▶ **EXERCISE REQUIREMENTS**
Beginning at the line that contains "Give me a plain-text", reproduce every line to the end of the material without changing any of them.
===============
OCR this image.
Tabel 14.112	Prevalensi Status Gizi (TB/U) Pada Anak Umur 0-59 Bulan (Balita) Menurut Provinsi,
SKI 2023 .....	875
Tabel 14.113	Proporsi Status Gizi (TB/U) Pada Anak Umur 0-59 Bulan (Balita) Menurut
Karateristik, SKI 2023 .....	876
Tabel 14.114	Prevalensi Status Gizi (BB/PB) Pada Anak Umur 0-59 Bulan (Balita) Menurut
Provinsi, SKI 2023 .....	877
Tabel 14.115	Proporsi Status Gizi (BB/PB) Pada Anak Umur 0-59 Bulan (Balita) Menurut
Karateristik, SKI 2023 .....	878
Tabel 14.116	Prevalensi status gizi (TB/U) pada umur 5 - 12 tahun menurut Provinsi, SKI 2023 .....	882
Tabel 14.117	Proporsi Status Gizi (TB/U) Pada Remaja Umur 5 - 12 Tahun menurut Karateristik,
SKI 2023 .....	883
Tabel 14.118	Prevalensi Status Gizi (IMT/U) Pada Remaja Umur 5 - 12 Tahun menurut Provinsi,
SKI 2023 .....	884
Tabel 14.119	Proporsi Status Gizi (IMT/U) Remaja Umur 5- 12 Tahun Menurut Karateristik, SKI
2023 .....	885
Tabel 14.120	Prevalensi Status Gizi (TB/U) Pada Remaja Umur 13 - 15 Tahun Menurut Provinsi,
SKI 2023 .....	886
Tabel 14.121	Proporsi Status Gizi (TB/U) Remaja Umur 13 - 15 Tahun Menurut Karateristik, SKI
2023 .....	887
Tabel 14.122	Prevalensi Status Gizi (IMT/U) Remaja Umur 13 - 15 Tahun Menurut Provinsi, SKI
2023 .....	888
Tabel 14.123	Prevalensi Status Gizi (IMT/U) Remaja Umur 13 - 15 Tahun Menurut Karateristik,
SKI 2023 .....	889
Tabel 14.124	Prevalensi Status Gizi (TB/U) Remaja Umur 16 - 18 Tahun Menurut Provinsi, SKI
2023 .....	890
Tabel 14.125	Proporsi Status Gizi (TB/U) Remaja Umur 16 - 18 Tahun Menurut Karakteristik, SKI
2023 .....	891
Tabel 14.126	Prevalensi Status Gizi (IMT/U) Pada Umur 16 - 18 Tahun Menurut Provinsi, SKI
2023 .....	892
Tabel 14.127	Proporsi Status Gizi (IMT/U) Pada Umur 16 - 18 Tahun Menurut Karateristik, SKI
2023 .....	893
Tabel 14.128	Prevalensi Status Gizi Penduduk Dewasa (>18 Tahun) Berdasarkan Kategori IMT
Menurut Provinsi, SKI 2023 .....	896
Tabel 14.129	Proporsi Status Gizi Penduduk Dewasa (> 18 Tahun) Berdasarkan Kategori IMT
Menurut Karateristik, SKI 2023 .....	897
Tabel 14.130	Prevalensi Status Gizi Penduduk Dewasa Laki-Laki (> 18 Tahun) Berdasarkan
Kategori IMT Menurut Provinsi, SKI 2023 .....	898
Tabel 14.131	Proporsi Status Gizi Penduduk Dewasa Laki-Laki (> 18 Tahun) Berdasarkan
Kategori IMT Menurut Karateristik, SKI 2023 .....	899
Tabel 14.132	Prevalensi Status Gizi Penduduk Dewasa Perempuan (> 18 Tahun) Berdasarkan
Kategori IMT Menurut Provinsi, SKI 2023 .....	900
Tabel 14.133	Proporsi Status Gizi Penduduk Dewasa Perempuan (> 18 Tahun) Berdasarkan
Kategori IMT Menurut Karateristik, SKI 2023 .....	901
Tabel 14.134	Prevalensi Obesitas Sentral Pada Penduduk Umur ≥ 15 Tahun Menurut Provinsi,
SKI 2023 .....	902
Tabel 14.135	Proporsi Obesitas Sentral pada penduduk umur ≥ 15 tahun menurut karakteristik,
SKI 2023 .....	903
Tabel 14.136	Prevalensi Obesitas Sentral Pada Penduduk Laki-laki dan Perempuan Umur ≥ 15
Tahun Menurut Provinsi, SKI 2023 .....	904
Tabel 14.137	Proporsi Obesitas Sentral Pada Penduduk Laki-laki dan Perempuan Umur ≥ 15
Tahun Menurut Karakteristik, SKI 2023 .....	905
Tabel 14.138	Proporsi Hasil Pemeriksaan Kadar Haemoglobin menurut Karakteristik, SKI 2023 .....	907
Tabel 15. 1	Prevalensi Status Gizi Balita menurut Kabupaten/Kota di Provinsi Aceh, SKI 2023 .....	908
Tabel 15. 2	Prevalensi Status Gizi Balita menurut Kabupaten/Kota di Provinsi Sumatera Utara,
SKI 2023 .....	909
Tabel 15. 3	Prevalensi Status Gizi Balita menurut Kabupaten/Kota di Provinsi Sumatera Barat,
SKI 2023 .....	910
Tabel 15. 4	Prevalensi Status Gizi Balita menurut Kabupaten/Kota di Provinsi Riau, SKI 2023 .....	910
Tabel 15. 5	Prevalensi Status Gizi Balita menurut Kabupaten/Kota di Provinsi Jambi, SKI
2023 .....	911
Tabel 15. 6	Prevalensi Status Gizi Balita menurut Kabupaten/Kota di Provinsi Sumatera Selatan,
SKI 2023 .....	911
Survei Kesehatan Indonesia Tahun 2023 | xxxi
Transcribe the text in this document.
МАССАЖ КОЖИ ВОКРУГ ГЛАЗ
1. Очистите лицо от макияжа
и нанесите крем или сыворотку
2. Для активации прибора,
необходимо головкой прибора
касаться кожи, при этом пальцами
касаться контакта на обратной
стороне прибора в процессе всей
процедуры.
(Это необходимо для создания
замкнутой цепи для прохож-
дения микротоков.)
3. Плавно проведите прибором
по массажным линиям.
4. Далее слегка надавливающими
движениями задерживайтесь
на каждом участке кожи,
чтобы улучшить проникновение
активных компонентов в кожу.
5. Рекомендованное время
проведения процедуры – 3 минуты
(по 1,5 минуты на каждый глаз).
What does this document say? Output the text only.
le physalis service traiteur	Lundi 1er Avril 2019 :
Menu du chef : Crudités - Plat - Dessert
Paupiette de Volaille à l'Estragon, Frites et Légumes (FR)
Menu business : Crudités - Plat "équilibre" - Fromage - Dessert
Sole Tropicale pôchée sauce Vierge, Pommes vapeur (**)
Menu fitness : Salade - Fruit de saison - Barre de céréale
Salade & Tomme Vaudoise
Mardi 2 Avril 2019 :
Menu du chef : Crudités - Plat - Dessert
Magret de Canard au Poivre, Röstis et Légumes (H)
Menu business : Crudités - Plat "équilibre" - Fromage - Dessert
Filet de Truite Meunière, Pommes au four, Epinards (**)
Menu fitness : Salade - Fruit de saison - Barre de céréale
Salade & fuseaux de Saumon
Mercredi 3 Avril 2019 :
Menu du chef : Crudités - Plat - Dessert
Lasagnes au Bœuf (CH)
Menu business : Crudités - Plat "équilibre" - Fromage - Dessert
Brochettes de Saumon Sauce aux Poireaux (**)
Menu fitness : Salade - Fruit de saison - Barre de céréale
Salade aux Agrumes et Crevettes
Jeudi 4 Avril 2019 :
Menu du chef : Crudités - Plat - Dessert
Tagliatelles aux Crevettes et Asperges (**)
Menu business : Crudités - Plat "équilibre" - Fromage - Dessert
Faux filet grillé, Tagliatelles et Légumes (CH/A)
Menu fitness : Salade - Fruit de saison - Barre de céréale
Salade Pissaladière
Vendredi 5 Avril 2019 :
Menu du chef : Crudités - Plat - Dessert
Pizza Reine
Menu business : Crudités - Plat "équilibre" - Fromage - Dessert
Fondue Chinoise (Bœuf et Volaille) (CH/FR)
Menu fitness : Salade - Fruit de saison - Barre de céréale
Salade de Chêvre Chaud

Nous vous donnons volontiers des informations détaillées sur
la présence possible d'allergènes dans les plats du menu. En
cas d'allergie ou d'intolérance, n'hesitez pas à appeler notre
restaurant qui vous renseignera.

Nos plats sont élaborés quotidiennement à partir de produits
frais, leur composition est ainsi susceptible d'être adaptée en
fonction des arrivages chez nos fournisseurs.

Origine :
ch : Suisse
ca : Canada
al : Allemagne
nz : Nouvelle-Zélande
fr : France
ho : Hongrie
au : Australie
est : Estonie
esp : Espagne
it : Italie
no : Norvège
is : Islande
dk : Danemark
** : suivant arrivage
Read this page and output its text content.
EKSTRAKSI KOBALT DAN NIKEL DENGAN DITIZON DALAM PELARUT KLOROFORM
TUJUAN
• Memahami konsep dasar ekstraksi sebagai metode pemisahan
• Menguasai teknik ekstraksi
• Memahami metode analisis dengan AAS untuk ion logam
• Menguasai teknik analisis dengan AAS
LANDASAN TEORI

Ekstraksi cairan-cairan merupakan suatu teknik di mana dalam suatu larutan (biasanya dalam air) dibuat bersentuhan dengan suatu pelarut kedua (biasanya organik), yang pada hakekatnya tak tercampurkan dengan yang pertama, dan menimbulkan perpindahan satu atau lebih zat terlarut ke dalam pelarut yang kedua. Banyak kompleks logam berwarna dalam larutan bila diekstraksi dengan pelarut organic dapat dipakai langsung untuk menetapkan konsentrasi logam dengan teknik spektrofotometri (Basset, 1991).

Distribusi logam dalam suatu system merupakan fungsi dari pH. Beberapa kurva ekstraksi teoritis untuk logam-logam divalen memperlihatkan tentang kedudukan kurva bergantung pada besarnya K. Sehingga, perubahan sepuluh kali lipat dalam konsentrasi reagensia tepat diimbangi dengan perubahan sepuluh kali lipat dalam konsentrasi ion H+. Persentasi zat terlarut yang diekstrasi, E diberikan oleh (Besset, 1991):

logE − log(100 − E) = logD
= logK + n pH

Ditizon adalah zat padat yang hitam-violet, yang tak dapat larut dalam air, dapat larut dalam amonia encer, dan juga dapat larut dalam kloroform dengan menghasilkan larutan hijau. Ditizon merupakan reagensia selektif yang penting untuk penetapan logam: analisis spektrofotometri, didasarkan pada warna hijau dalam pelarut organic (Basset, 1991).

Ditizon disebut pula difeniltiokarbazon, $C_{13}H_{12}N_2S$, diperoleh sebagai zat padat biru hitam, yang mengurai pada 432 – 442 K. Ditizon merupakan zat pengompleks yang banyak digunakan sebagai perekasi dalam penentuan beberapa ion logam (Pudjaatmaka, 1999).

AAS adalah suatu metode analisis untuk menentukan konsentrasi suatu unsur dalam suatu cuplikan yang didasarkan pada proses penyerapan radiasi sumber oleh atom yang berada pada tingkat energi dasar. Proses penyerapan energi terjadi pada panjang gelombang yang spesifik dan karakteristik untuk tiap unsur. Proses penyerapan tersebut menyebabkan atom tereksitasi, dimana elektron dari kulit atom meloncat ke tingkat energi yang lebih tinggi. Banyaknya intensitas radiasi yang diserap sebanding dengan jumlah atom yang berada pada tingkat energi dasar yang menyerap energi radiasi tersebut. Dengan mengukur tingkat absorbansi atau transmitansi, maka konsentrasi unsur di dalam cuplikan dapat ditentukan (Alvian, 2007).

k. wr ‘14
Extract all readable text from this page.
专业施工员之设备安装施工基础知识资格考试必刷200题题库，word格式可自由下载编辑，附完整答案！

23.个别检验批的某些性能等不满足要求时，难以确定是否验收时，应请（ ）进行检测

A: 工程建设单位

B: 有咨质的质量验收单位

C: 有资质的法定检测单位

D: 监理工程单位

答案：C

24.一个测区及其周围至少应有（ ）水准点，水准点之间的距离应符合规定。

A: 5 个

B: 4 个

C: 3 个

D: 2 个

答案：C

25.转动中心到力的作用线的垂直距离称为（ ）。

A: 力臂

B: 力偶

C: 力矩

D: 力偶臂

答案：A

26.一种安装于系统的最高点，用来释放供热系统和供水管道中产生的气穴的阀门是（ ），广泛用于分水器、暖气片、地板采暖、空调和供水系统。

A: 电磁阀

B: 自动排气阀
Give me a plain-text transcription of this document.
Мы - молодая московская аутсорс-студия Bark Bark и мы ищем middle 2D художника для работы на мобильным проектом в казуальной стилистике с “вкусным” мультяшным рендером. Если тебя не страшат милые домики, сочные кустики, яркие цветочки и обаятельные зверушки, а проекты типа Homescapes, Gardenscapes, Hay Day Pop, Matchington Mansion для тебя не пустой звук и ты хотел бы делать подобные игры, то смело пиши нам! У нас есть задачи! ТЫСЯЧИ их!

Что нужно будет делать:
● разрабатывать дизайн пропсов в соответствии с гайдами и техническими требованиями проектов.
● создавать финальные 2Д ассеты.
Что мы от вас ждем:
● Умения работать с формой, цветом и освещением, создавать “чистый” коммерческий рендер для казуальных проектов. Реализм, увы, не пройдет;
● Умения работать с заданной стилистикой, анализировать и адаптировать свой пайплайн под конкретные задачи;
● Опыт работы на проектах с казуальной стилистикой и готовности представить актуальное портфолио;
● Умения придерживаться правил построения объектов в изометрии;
===============
▶ **EXERCISE RESULT**
Give me a plain-text transcription of this document.
Мы - молодая московская аутсорс-студия Bark Bark и мы ищем middle 2D художника для работы на мобильным проектом в казуальной стилистике с “вкусным” мультяшным рендером. Если тебя не страшат милые домики, сочные кустики, яркие цветочки и обаятельные зверушки, а проекты типа Homescapes, Gardenscapes, Hay Day Pop, Matchington Mansion для тебя не пустой звук и ты хотел бы делать подобные игры, то смело пиши нам! У нас есть задачи! ТЫСЯЧИ их!

Что нужно будет делать:
● разрабатывать дизайн пропсов в соответствии с гайдами и техническими требованиями проектов.
● создавать финальные 2Д ассеты.
Что мы от вас ждем:
● Умения работать с формой, цветом и освещением, создавать “чистый” коммерческий рендер для казуальных проектов. Реализм, увы, не пройдет;
● Умения работать с заданной стилистикой, анализировать и адаптировать свой пайплайн под конкретные задачи;
● Опыт работы на проектах с казуальной стилистикой и готовности представить актуальное портфолио;
● Умения придерживаться правил построения объектов в изометрии;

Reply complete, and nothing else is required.